Exercise directions =
Please copy each of the items below line for line, keeping every character unchanged.

Provided records =
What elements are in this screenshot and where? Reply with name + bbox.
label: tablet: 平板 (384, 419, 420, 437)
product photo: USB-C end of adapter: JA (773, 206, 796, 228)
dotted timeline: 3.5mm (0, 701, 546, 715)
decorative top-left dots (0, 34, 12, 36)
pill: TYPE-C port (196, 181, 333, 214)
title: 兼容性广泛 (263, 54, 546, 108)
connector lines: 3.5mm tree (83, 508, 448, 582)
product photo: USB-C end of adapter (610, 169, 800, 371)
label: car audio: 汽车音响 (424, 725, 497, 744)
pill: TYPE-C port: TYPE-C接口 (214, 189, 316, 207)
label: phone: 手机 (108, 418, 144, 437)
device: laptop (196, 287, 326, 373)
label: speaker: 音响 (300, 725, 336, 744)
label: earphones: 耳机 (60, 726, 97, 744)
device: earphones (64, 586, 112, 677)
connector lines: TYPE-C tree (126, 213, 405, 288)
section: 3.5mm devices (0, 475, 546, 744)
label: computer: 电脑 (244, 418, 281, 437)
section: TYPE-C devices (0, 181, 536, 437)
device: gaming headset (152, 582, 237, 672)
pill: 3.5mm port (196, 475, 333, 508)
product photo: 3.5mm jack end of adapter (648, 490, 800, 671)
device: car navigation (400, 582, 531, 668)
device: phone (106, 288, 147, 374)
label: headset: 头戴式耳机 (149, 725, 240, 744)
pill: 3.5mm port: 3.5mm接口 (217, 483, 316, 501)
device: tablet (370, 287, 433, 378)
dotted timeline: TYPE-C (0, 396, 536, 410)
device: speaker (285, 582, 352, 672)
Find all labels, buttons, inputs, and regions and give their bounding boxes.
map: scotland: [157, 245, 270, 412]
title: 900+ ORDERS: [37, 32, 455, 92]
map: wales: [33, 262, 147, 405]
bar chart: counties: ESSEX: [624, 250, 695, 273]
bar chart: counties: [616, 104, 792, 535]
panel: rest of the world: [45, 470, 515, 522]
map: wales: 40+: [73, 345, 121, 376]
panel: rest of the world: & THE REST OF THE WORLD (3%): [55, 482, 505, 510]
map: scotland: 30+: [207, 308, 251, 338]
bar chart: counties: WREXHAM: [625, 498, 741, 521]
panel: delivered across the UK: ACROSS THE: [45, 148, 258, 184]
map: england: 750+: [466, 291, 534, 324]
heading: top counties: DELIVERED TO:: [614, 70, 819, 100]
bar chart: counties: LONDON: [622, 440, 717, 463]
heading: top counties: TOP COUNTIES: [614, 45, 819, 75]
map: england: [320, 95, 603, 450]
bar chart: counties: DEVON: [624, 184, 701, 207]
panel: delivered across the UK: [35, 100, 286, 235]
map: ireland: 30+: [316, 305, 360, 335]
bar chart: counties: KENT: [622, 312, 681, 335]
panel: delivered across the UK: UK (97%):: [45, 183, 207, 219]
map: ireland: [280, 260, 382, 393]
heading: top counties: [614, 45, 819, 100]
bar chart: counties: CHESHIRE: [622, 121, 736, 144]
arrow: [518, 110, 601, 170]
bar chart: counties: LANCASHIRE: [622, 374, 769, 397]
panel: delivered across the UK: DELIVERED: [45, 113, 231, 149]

Solution to the problem =
What elements are in this screenshot and where? Reply with name + bbox.
label: tablet: 平板 (384, 419, 420, 437)
product photo: USB-C end of adapter: JA (773, 206, 796, 228)
dotted timeline: 3.5mm (0, 701, 546, 715)
decorative top-left dots (0, 34, 12, 36)
pill: TYPE-C port (196, 181, 333, 214)
title: 兼容性广泛 (263, 54, 546, 108)
connector lines: 3.5mm tree (83, 508, 448, 582)
product photo: USB-C end of adapter (610, 169, 800, 371)
label: car audio: 汽车音响 (424, 725, 497, 744)
pill: TYPE-C port: TYPE-C接口 (214, 189, 316, 207)
label: phone: 手机 (108, 418, 144, 437)
device: laptop (196, 287, 326, 373)
label: speaker: 音响 (300, 725, 336, 744)
label: earphones: 耳机 (60, 726, 97, 744)
device: earphones (64, 586, 112, 677)
connector lines: TYPE-C tree (126, 213, 405, 288)
section: 3.5mm devices (0, 475, 546, 744)
label: computer: 电脑 (244, 418, 281, 437)
section: TYPE-C devices (0, 181, 536, 437)
device: gaming headset (152, 582, 237, 672)
pill: 3.5mm port (196, 475, 333, 508)
product photo: 3.5mm jack end of adapter (648, 490, 800, 671)
device: car navigation (400, 582, 531, 668)
device: phone (106, 288, 147, 374)
label: headset: 头戴式耳机 (149, 725, 240, 744)
pill: 3.5mm port: 3.5mm接口 (217, 483, 316, 501)
device: tablet (370, 287, 433, 378)
dotted timeline: TYPE-C (0, 396, 536, 410)
device: speaker (285, 582, 352, 672)
Find all labels, buttons, inputs, and regions and give their bounding boxes.
map: scotland: [157, 245, 270, 412]
title: 900+ ORDERS: [37, 32, 455, 92]
map: wales: [33, 262, 147, 405]
bar chart: counties: ESSEX: [624, 250, 695, 273]
bar chart: counties: [616, 104, 792, 535]
panel: rest of the world: [45, 470, 515, 522]
map: wales: 40+: [73, 345, 121, 376]
panel: rest of the world: & THE REST OF THE WORLD (3%): [55, 482, 505, 510]
map: scotland: 30+: [207, 308, 251, 338]
bar chart: counties: WREXHAM: [625, 498, 741, 521]
panel: delivered across the UK: ACROSS THE: [45, 148, 258, 184]
map: england: 750+: [466, 291, 534, 324]
heading: top counties: DELIVERED TO:: [614, 70, 819, 100]
bar chart: counties: LONDON: [622, 440, 717, 463]
heading: top counties: TOP COUNTIES: [614, 45, 819, 75]
map: england: [320, 95, 603, 450]
bar chart: counties: DEVON: [624, 184, 701, 207]
panel: delivered across the UK: [35, 100, 286, 235]
map: ireland: 30+: [316, 305, 360, 335]
bar chart: counties: KENT: [622, 312, 681, 335]
panel: delivered across the UK: UK (97%):: [45, 183, 207, 219]
map: ireland: [280, 260, 382, 393]
heading: top counties: [614, 45, 819, 100]
bar chart: counties: CHESHIRE: [622, 121, 736, 144]
arrow: [518, 110, 601, 170]
bar chart: counties: LANCASHIRE: [622, 374, 769, 397]
panel: delivered across the UK: DELIVERED: [45, 113, 231, 149]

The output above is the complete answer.